• _DO THIS_
Report all lines from the entries below in which "WitP" appears.

• _RECORDS FOR THE EXERCISE_
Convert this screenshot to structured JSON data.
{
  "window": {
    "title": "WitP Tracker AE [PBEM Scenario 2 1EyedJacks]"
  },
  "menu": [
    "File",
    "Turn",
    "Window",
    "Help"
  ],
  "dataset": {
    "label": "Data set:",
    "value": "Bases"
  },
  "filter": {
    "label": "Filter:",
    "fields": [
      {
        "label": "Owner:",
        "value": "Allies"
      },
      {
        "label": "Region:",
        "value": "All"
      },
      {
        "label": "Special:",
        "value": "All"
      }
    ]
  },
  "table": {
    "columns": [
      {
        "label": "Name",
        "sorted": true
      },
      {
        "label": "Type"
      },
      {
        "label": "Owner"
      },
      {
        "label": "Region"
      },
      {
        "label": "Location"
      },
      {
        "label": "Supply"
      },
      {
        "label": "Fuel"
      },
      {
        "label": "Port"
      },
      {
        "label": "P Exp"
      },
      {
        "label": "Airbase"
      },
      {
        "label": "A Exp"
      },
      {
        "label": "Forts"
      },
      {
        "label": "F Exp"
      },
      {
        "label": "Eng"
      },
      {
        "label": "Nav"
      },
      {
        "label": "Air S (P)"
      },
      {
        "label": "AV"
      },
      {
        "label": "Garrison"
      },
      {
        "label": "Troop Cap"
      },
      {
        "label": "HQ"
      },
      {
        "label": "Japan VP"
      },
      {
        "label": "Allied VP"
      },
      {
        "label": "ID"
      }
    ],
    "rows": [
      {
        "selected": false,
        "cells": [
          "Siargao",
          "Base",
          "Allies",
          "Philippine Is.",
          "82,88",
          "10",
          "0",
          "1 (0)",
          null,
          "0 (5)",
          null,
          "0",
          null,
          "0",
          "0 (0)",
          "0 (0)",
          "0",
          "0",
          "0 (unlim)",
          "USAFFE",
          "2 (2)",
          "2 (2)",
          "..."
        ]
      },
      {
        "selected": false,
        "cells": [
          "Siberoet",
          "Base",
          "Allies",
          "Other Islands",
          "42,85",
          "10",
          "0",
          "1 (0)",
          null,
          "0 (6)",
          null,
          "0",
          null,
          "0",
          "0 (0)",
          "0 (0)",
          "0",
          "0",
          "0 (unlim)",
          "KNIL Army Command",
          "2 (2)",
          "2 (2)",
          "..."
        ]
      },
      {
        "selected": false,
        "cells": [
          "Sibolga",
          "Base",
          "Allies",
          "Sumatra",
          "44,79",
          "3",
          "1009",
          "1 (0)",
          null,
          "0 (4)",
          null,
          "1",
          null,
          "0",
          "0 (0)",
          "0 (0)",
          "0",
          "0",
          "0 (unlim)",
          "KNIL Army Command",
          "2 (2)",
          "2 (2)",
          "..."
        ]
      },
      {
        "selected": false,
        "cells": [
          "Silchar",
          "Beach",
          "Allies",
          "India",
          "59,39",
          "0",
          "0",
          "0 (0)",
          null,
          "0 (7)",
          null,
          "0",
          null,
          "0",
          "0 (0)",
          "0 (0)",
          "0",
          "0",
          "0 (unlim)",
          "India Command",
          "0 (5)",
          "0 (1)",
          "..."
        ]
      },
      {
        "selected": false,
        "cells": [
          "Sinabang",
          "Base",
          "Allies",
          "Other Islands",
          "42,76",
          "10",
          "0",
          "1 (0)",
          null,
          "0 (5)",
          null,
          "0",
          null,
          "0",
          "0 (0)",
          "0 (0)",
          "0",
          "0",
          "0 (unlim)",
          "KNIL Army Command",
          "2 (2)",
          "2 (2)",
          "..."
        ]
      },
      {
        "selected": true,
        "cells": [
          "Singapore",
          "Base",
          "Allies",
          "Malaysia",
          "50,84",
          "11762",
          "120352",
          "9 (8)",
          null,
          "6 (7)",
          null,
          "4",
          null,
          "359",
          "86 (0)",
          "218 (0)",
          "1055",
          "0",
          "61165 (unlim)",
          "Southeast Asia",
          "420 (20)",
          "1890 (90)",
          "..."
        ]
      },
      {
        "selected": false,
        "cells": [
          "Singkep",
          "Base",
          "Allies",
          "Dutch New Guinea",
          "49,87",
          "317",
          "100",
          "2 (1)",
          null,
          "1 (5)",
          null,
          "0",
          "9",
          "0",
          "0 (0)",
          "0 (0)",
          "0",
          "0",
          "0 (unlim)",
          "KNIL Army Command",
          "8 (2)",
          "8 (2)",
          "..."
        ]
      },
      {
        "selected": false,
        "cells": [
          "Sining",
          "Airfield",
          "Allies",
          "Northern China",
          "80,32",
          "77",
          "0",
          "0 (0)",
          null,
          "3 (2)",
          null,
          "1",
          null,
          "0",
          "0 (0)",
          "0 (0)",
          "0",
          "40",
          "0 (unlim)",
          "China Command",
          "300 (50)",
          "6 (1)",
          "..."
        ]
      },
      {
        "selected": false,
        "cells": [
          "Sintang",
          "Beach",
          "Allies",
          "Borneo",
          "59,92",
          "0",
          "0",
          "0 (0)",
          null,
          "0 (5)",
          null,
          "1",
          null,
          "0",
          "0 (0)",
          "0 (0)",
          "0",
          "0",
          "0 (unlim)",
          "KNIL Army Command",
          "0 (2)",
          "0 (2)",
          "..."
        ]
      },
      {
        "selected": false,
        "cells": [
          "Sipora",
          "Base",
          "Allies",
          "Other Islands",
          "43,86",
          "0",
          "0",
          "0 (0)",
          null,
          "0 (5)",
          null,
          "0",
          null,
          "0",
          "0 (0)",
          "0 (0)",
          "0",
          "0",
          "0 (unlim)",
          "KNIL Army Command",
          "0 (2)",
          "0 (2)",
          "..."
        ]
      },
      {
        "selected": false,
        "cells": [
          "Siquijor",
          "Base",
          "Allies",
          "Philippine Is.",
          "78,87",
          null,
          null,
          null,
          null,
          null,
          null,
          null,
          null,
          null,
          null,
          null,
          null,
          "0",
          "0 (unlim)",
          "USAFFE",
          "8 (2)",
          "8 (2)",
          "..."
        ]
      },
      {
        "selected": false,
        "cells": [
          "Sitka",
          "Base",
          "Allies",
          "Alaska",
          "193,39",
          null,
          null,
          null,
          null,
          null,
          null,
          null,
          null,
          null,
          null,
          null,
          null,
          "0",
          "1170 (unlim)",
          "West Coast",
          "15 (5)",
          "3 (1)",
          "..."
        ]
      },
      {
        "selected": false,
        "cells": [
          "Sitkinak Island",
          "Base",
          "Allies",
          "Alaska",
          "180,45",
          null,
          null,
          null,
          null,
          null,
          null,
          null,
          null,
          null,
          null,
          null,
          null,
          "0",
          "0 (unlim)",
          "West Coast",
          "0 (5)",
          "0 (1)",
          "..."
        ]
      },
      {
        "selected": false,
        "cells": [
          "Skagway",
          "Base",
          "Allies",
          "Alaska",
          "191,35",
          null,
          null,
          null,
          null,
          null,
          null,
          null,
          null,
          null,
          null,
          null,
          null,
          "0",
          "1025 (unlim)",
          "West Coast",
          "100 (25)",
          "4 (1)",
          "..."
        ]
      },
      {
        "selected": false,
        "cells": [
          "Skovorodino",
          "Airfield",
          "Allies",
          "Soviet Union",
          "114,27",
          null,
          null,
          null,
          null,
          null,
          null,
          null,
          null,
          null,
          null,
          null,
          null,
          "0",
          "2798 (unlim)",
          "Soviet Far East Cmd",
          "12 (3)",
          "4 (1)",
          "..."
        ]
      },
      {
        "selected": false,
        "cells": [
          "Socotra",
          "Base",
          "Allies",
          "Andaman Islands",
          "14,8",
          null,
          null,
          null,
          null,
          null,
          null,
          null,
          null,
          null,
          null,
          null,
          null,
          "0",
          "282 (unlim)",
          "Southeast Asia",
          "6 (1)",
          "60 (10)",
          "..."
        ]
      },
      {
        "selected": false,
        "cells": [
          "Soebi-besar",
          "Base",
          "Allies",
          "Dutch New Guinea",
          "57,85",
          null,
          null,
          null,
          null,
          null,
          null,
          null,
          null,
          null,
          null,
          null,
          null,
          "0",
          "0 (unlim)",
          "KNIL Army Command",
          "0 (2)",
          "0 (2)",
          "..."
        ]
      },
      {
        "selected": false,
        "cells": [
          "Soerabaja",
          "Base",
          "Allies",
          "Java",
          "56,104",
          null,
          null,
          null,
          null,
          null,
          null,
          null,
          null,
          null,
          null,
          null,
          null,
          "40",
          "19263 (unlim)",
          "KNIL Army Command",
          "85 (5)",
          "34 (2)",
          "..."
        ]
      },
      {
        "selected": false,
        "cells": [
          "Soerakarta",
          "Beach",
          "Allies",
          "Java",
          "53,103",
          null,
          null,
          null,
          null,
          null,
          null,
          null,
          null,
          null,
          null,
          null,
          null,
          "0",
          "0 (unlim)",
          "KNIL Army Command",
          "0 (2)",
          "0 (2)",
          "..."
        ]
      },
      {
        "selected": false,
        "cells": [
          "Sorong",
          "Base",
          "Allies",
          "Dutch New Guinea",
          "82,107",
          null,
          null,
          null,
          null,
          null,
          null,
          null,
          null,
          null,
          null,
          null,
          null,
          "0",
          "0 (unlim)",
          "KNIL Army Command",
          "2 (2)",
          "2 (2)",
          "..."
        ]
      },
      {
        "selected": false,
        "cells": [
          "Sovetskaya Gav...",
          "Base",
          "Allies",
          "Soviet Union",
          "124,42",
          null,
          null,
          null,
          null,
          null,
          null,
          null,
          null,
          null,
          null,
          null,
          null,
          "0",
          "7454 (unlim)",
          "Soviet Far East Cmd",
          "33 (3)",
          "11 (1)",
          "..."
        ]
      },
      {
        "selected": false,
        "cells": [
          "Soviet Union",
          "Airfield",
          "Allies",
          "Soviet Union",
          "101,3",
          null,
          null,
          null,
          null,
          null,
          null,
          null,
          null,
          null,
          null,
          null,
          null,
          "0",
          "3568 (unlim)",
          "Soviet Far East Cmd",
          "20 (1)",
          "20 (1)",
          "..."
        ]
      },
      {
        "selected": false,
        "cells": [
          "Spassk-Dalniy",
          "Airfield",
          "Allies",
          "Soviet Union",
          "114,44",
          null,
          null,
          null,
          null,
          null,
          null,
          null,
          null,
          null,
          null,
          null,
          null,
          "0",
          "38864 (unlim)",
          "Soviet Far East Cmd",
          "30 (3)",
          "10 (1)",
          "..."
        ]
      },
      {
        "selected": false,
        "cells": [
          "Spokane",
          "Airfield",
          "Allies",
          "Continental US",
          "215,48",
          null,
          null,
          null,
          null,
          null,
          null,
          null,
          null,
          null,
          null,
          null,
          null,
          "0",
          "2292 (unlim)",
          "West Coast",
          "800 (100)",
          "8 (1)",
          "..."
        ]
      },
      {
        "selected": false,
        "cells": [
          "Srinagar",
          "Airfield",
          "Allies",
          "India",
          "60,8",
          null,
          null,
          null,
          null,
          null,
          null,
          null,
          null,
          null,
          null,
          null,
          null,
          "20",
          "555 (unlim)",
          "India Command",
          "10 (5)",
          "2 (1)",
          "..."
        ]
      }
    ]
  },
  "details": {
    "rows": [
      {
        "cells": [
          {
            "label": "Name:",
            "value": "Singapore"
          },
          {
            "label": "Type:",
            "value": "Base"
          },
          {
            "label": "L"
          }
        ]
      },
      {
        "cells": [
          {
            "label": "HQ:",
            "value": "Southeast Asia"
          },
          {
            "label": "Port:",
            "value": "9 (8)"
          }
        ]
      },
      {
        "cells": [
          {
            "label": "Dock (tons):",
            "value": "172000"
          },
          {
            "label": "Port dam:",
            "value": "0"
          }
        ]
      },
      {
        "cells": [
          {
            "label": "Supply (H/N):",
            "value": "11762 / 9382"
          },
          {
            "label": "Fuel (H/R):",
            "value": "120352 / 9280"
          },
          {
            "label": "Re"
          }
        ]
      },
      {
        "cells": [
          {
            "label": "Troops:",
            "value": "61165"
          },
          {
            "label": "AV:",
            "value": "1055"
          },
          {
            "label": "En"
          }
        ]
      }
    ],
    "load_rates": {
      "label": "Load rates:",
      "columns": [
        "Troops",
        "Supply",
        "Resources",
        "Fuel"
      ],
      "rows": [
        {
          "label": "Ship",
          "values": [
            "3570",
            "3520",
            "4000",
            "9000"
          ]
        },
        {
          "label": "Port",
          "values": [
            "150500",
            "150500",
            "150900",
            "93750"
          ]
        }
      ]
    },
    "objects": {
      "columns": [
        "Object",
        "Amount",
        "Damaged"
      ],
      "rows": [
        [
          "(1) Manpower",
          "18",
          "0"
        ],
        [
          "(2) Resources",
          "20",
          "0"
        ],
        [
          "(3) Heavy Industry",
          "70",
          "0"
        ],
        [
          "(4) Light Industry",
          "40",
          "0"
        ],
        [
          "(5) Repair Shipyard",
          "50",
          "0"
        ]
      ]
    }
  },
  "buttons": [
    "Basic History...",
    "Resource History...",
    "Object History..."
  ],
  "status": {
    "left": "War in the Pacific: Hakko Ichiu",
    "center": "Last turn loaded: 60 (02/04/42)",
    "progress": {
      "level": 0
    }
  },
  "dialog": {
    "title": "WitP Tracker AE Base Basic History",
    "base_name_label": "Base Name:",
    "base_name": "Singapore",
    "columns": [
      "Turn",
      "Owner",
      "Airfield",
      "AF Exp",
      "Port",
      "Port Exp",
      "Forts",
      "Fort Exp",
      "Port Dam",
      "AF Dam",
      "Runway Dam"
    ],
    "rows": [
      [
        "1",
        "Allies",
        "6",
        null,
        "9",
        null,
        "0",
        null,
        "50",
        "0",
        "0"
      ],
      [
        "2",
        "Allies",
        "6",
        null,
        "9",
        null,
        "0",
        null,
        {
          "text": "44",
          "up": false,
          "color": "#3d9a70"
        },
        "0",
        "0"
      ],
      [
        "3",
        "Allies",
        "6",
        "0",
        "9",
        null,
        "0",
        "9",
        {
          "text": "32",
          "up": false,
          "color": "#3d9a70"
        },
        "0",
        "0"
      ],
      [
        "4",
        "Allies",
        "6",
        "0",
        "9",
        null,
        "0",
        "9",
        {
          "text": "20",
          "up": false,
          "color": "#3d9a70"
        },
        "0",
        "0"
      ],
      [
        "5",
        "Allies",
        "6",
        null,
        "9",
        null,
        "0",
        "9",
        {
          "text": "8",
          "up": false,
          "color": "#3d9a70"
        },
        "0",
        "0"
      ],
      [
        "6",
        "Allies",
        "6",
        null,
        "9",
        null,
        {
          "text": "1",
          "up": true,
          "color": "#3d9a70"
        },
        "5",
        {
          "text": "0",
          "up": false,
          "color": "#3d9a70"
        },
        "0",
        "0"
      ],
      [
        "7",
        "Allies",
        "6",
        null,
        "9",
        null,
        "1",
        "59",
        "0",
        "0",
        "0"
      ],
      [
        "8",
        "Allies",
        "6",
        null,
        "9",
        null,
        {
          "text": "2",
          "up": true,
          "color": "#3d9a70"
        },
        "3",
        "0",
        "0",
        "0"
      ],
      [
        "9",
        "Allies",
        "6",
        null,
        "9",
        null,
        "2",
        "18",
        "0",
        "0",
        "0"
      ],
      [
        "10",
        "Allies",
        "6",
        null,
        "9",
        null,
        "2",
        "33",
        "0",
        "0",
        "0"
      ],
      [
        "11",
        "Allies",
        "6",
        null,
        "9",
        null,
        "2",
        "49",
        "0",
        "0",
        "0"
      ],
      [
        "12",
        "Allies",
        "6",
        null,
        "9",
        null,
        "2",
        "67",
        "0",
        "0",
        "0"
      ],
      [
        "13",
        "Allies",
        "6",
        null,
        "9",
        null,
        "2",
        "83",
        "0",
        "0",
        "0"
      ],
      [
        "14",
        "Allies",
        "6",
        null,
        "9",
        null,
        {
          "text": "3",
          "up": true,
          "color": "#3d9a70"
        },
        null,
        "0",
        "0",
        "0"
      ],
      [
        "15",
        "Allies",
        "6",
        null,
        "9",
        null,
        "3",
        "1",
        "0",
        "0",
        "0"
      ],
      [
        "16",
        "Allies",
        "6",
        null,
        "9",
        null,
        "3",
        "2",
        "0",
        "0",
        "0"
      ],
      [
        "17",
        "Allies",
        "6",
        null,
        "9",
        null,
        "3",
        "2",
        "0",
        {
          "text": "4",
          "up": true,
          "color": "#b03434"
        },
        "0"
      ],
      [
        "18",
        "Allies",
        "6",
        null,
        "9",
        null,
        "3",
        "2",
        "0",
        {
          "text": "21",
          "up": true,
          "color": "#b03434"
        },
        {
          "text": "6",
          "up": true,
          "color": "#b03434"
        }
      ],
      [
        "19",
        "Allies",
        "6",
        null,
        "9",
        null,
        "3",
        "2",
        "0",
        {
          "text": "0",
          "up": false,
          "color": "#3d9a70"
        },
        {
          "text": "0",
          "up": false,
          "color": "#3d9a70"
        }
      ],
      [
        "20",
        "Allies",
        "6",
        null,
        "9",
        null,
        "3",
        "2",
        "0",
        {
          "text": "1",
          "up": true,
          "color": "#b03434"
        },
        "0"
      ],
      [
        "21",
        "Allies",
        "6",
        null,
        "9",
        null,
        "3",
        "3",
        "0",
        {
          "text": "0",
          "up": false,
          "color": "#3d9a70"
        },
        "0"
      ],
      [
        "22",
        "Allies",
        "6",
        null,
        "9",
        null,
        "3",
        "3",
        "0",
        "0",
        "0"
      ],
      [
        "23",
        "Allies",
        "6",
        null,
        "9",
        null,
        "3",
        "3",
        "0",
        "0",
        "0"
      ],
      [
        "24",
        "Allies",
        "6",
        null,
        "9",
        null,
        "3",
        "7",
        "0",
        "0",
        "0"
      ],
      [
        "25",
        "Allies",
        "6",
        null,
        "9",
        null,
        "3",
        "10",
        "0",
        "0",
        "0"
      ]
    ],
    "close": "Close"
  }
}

• _FINISHED EXERCISE_
    "title": "WitP Tracker AE [PBEM Scenario 2 1EyedJacks]"
    "title": "WitP Tracker AE Base Basic History",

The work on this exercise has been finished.